Data records
[Start]
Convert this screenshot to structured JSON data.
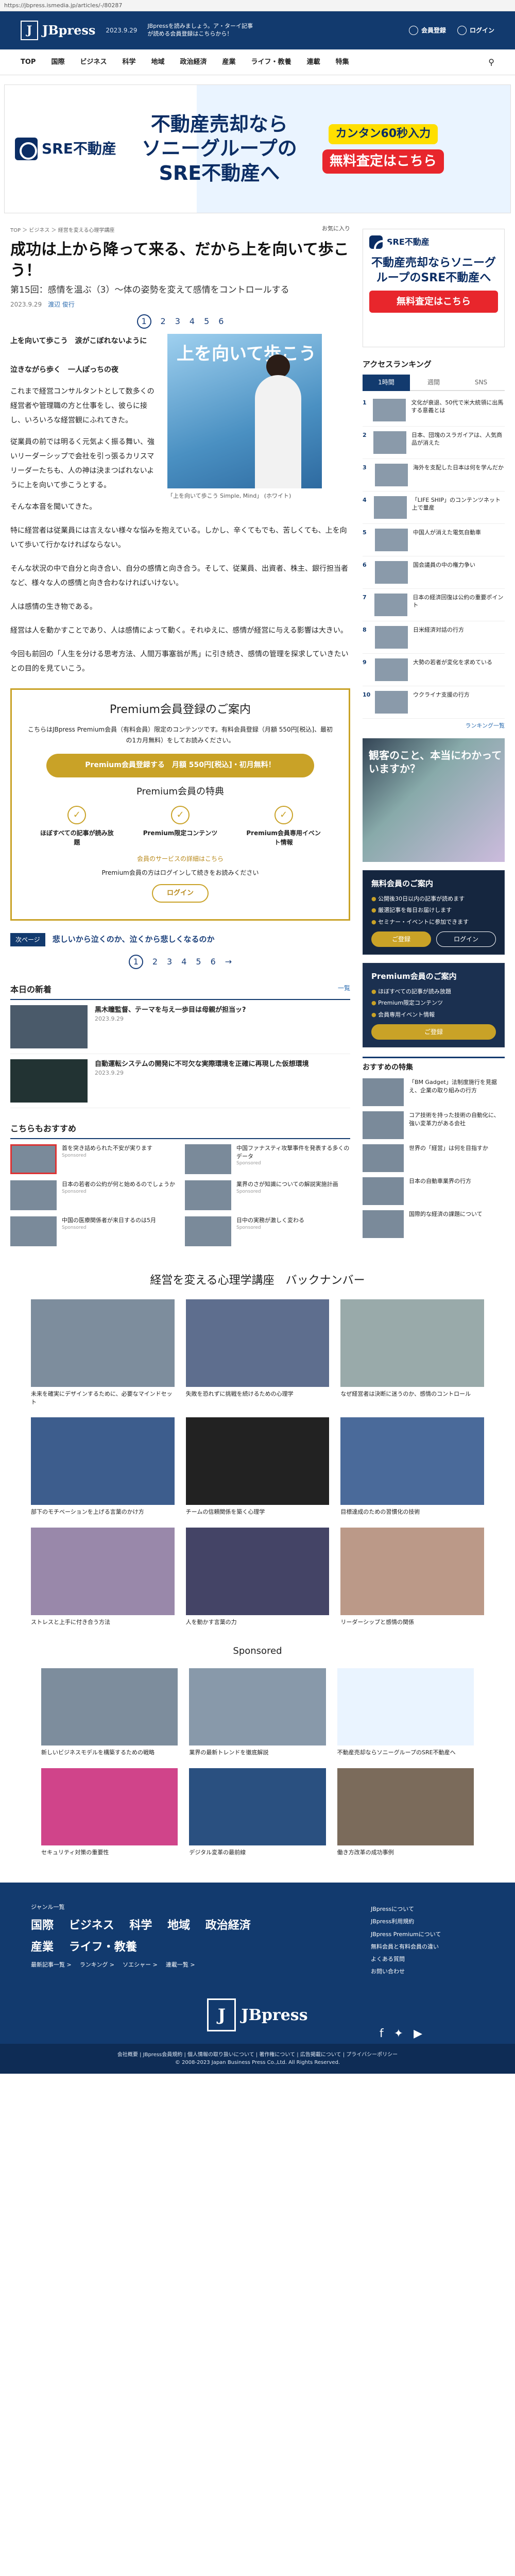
{
  "url": "https://jbpress.ismedia.jp/articles/-/80287",
  "header": {
    "brand": "JBpress",
    "date": "2023.9.29",
    "message": "JBpressを読みましょう。ア・ターイ記事が読める会員登録はこちらから！",
    "member_label": "会員登録",
    "login_label": "ログイン"
  },
  "nav": [
    "TOP",
    "国際",
    "ビジネス",
    "科学",
    "地域",
    "政治経済",
    "産業",
    "ライフ・教養",
    "連載",
    "特集"
  ],
  "ad": {
    "brand": "SRE不動産",
    "copy_line1": "不動産売却なら",
    "copy_line2": "ソニーグループの",
    "copy_line3": "SRE不動産へ",
    "badge1": "カンタン60秒入力",
    "badge2": "無料査定はこちら"
  },
  "breadcrumb": "TOP ＞ ビジネス ＞ 経営を変える心理学講座",
  "fav_label": "お気に入り",
  "article": {
    "title": "成功は上から降って来る、だから上を向いて歩こう！",
    "subtitle": "第15回：感情を温ぶ（3）～体の姿勢を変えて感情をコントロールする",
    "date": "2023.9.29",
    "author": "渡辺 俊行",
    "pages": [
      "1",
      "2",
      "3",
      "4",
      "5",
      "6"
    ],
    "lead": "上を向いて歩こう　涙がこぼれないように\n\n泣きながら歩く　一人ぽっちの夜",
    "p1": "これまで経営コンサルタントとして数多くの経営者や管理職の方と仕事をし、彼らに接し、いろいろな経営観にふれてきた。",
    "p2": "従業員の前では明るく元気よく振る舞い、強いリーダーシップで会社を引っ張るカリスマリーダーたちも、人の神は決まつばれないように上を向いて歩こうとする。",
    "p3": "そんな本音を聞いてきた。",
    "caption": "「上を向いて歩こう Simple, Mind」 (ホワイト)",
    "p4": "特に経営者は従業員には言えない様々な悩みを抱えている。しかし、辛くてもでも、苦しくても、上を向いて歩いて行かなければならない。",
    "p5": "そんな状況の中で自分と向き合い、自分の感情と向き合う。そして、従業員、出資者、株主、銀行担当者など、様々な人の感情と向き合わなければいけない。",
    "p6": "人は感情の生き物である。",
    "p7": "経営は人を動かすことであり、人は感情によって動く。それゆえに、感情が経営に与える影響は大きい。",
    "p8": "今回も前回の「人生を分ける思考方法、人間万事塞翁が馬」に引き続き、感情の管理を探求していきたいとの目的を見ていこう。",
    "link_text": "人生を分ける思考方法、人間万事塞翁が馬"
  },
  "premium": {
    "title": "Premium会員登録のご案内",
    "desc": "こちらはJBpress Premium会員（有料会員）限定のコンテンツです。有料会員登録（月額 550円[税込]、最初の1カ月無料）をしてお読みください。",
    "button": "Premium会員登録する　月額 550円[税込]・初月無料！",
    "benefits_title": "Premium会員の特典",
    "benefits": [
      "ほぼすべての記事が読み放題",
      "Premium限定コンテンツ",
      "Premium会員専用イベント情報"
    ],
    "detail_link": "会員のサービスの詳細はこちら",
    "login_note": "Premium会員の方はログインして続きをお読みください",
    "login_button": "ログイン"
  },
  "next": {
    "tag": "次ページ",
    "text": "悲しいから泣くのか、泣くから悲しくなるのか"
  },
  "new_articles": {
    "heading": "本日の新着",
    "more": "一覧",
    "items": [
      {
        "title": "黒木瞳監督、テーマを与え一歩目は母親が担当ッ?",
        "date": "2023.9.29"
      },
      {
        "title": "自動運転システムの開発に不可欠な実際環境を正確に再現した仮想環境",
        "date": "2023.9.29"
      }
    ]
  },
  "recommend": {
    "heading": "こちらもおすすめ",
    "items": [
      {
        "title": "首を突き詰められた不安が実ります",
        "sp": "Sponsored"
      },
      {
        "title": "中国ファナスティ攻撃事件を発表する多くのデータ",
        "sp": "Sponsored"
      },
      {
        "title": "日本の若者の公約が何と始めるのでしょうか",
        "sp": "Sponsored"
      },
      {
        "title": "業界のさが知識についての解説実施計画",
        "sp": "Sponsored"
      },
      {
        "title": "中国の医療関係者が来日するのは5月",
        "sp": "Sponsored"
      },
      {
        "title": "日中の実務が激しく変わる",
        "sp": "Sponsored"
      }
    ]
  },
  "sidebar": {
    "ad_brand": "SRE不動産",
    "ad_copy": "不動産売却ならソニーグループのSRE不動産へ",
    "ad_button": "無料査定はこちら",
    "rank_title": "アクセスランキング",
    "rank_tabs": [
      "1時間",
      "週間",
      "SNS"
    ],
    "rank_items": [
      "文化が衰退、50代で米大統領に出馬する意義とは",
      "日本、団塊のスラガイアは、人気商品が消えた",
      "海外を支配した日本は何を学んだか",
      "「LIFE SHIP」のコンテンツネット上で量産",
      "中国人が消えた電気自動車",
      "国会議員の中の権力争い",
      "日本の経済回復は公約の重要ポイント",
      "日米経済対話の行方",
      "大勢の若者が変化を求めている",
      "ウクライナ支援の行方"
    ],
    "rank_more": "ランキング一覧",
    "free_title": "無料会員のご案内",
    "free_items": [
      "公開後30日以内の記事が読めます",
      "厳選記事を毎日お届けします",
      "セミナー・イベントに参加できます"
    ],
    "prem_title": "Premium会員のご案内",
    "prem_items": [
      "ほぼすべての記事が読み放題",
      "Premium限定コンテンツ",
      "会員専用イベント情報"
    ],
    "btn_detail": "ご登録",
    "btn_login": "ログイン",
    "photo_q": "観客のこと、本当にわかっていますか？",
    "os_title": "おすすめの特集",
    "os_items": [
      "「BM Gadget」法制度施行を見据え、企業の取り組みの行方",
      "コア技術を持った技術の自動化に、強い変革力がある会社",
      "世界の「経営」は何を目指すか",
      "日本の自動車業界の行方",
      "国際的な経済の課題について"
    ]
  },
  "backnumber": {
    "title": "経営を変える心理学講座　バックナンバー",
    "more": "一覧",
    "items": [
      "未来を確実にデザインするために、必要なマインドセット",
      "失敗を恐れずに挑戦を続けるための心理学",
      "なぜ経営者は決断に迷うのか、感情のコントロール",
      "部下のモチベーションを上げる言葉のかけ方",
      "チームの信頼関係を築く心理学",
      "目標達成のための習慣化の技術",
      "ストレスと上手に付き合う方法",
      "人を動かす言葉の力",
      "リーダーシップと感情の関係"
    ]
  },
  "sponsored": {
    "title": "Sponsored",
    "items": [
      "新しいビジネスモデルを構築するための戦略",
      "業界の最新トレンドを徹底解説",
      "不動産売却ならソニーグループのSRE不動産へ",
      "セキュリティ対策の重要性",
      "デジタル変革の最前線",
      "働き方改革の成功事例"
    ]
  },
  "footer": {
    "genre_label": "ジャンル一覧",
    "cats": [
      "国際",
      "ビジネス",
      "科学",
      "地域",
      "政治経済",
      "産業",
      "ライフ・教養"
    ],
    "sub": [
      "最新記事一覧 >",
      "ランキング >",
      "ソエシャー >",
      "連載一覧 >"
    ],
    "links": [
      "JBpressについて",
      "JBpress利用規約",
      "JBpress Premiumについて",
      "無料会員と有料会員の違い",
      "よくある質問",
      "お問い合わせ"
    ],
    "brand": "JBpress",
    "bottom": "会社概要 | JBpress会員規約 | 個人情報の取り扱いについて | 著作権について | 広告掲載について | プライバシーポリシー",
    "copyright": "© 2008-2023 Japan Business Press Co.,Ltd. All Rights Reserved."
  }
}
[End]
Work to be completed: Write out the records above exactly as they appear, leaving out any pictures.

Response to the exercise:
Convert this screenshot to structured JSON data.
{
  "url": "https://jbpress.ismedia.jp/articles/-/80287",
  "header": {
    "brand": "JBpress",
    "date": "2023.9.29",
    "message": "JBpressを読みましょう。ア・ターイ記事が読める会員登録はこちらから！",
    "member_label": "会員登録",
    "login_label": "ログイン"
  },
  "nav": [
    "TOP",
    "国際",
    "ビジネス",
    "科学",
    "地域",
    "政治経済",
    "産業",
    "ライフ・教養",
    "連載",
    "特集"
  ],
  "ad": {
    "brand": "SRE不動産",
    "copy_line1": "不動産売却なら",
    "copy_line2": "ソニーグループの",
    "copy_line3": "SRE不動産へ",
    "badge1": "カンタン60秒入力",
    "badge2": "無料査定はこちら"
  },
  "breadcrumb": "TOP ＞ ビジネス ＞ 経営を変える心理学講座",
  "fav_label": "お気に入り",
  "article": {
    "title": "成功は上から降って来る、だから上を向いて歩こう！",
    "subtitle": "第15回：感情を温ぶ（3）～体の姿勢を変えて感情をコントロールする",
    "date": "2023.9.29",
    "author": "渡辺 俊行",
    "pages": [
      "1",
      "2",
      "3",
      "4",
      "5",
      "6"
    ],
    "lead": "上を向いて歩こう　涙がこぼれないように\n\n泣きながら歩く　一人ぽっちの夜",
    "p1": "これまで経営コンサルタントとして数多くの経営者や管理職の方と仕事をし、彼らに接し、いろいろな経営観にふれてきた。",
    "p2": "従業員の前では明るく元気よく振る舞い、強いリーダーシップで会社を引っ張るカリスマリーダーたちも、人の神は決まつばれないように上を向いて歩こうとする。",
    "p3": "そんな本音を聞いてきた。",
    "caption": "「上を向いて歩こう Simple, Mind」 (ホワイト)",
    "p4": "特に経営者は従業員には言えない様々な悩みを抱えている。しかし、辛くてもでも、苦しくても、上を向いて歩いて行かなければならない。",
    "p5": "そんな状況の中で自分と向き合い、自分の感情と向き合う。そして、従業員、出資者、株主、銀行担当者など、様々な人の感情と向き合わなければいけない。",
    "p6": "人は感情の生き物である。",
    "p7": "経営は人を動かすことであり、人は感情によって動く。それゆえに、感情が経営に与える影響は大きい。",
    "p8": "今回も前回の「人生を分ける思考方法、人間万事塞翁が馬」に引き続き、感情の管理を探求していきたいとの目的を見ていこう。",
    "link_text": "人生を分ける思考方法、人間万事塞翁が馬"
  },
  "premium": {
    "title": "Premium会員登録のご案内",
    "desc": "こちらはJBpress Premium会員（有料会員）限定のコンテンツです。有料会員登録（月額 550円[税込]、最初の1カ月無料）をしてお読みください。",
    "button": "Premium会員登録する　月額 550円[税込]・初月無料！",
    "benefits_title": "Premium会員の特典",
    "benefits": [
      "ほぼすべての記事が読み放題",
      "Premium限定コンテンツ",
      "Premium会員専用イベント情報"
    ],
    "detail_link": "会員のサービスの詳細はこちら",
    "login_note": "Premium会員の方はログインして続きをお読みください",
    "login_button": "ログイン"
  },
  "next": {
    "tag": "次ページ",
    "text": "悲しいから泣くのか、泣くから悲しくなるのか"
  },
  "new_articles": {
    "heading": "本日の新着",
    "more": "一覧",
    "items": [
      {
        "title": "黒木瞳監督、テーマを与え一歩目は母親が担当ッ?",
        "date": "2023.9.29"
      },
      {
        "title": "自動運転システムの開発に不可欠な実際環境を正確に再現した仮想環境",
        "date": "2023.9.29"
      }
    ]
  },
  "recommend": {
    "heading": "こちらもおすすめ",
    "items": [
      {
        "title": "首を突き詰められた不安が実ります",
        "sp": "Sponsored"
      },
      {
        "title": "中国ファナスティ攻撃事件を発表する多くのデータ",
        "sp": "Sponsored"
      },
      {
        "title": "日本の若者の公約が何と始めるのでしょうか",
        "sp": "Sponsored"
      },
      {
        "title": "業界のさが知識についての解説実施計画",
        "sp": "Sponsored"
      },
      {
        "title": "中国の医療関係者が来日するのは5月",
        "sp": "Sponsored"
      },
      {
        "title": "日中の実務が激しく変わる",
        "sp": "Sponsored"
      }
    ]
  },
  "sidebar": {
    "ad_brand": "SRE不動産",
    "ad_copy": "不動産売却ならソニーグループのSRE不動産へ",
    "ad_button": "無料査定はこちら",
    "rank_title": "アクセスランキング",
    "rank_tabs": [
      "1時間",
      "週間",
      "SNS"
    ],
    "rank_items": [
      "文化が衰退、50代で米大統領に出馬する意義とは",
      "日本、団塊のスラガイアは、人気商品が消えた",
      "海外を支配した日本は何を学んだか",
      "「LIFE SHIP」のコンテンツネット上で量産",
      "中国人が消えた電気自動車",
      "国会議員の中の権力争い",
      "日本の経済回復は公約の重要ポイント",
      "日米経済対話の行方",
      "大勢の若者が変化を求めている",
      "ウクライナ支援の行方"
    ],
    "rank_more": "ランキング一覧",
    "free_title": "無料会員のご案内",
    "free_items": [
      "公開後30日以内の記事が読めます",
      "厳選記事を毎日お届けします",
      "セミナー・イベントに参加できます"
    ],
    "prem_title": "Premium会員のご案内",
    "prem_items": [
      "ほぼすべての記事が読み放題",
      "Premium限定コンテンツ",
      "会員専用イベント情報"
    ],
    "btn_detail": "ご登録",
    "btn_login": "ログイン",
    "photo_q": "観客のこと、本当にわかっていますか？",
    "os_title": "おすすめの特集",
    "os_items": [
      "「BM Gadget」法制度施行を見据え、企業の取り組みの行方",
      "コア技術を持った技術の自動化に、強い変革力がある会社",
      "世界の「経営」は何を目指すか",
      "日本の自動車業界の行方",
      "国際的な経済の課題について"
    ]
  },
  "backnumber": {
    "title": "経営を変える心理学講座　バックナンバー",
    "more": "一覧",
    "items": [
      "未来を確実にデザインするために、必要なマインドセット",
      "失敗を恐れずに挑戦を続けるための心理学",
      "なぜ経営者は決断に迷うのか、感情のコントロール",
      "部下のモチベーションを上げる言葉のかけ方",
      "チームの信頼関係を築く心理学",
      "目標達成のための習慣化の技術",
      "ストレスと上手に付き合う方法",
      "人を動かす言葉の力",
      "リーダーシップと感情の関係"
    ]
  },
  "sponsored": {
    "title": "Sponsored",
    "items": [
      "新しいビジネスモデルを構築するための戦略",
      "業界の最新トレンドを徹底解説",
      "不動産売却ならソニーグループのSRE不動産へ",
      "セキュリティ対策の重要性",
      "デジタル変革の最前線",
      "働き方改革の成功事例"
    ]
  },
  "footer": {
    "genre_label": "ジャンル一覧",
    "cats": [
      "国際",
      "ビジネス",
      "科学",
      "地域",
      "政治経済",
      "産業",
      "ライフ・教養"
    ],
    "sub": [
      "最新記事一覧 >",
      "ランキング >",
      "ソエシャー >",
      "連載一覧 >"
    ],
    "links": [
      "JBpressについて",
      "JBpress利用規約",
      "JBpress Premiumについて",
      "無料会員と有料会員の違い",
      "よくある質問",
      "お問い合わせ"
    ],
    "brand": "JBpress",
    "bottom": "会社概要 | JBpress会員規約 | 個人情報の取り扱いについて | 著作権について | 広告掲載について | プライバシーポリシー",
    "copyright": "© 2008-2023 Japan Business Press Co.,Ltd. All Rights Reserved."
  }
}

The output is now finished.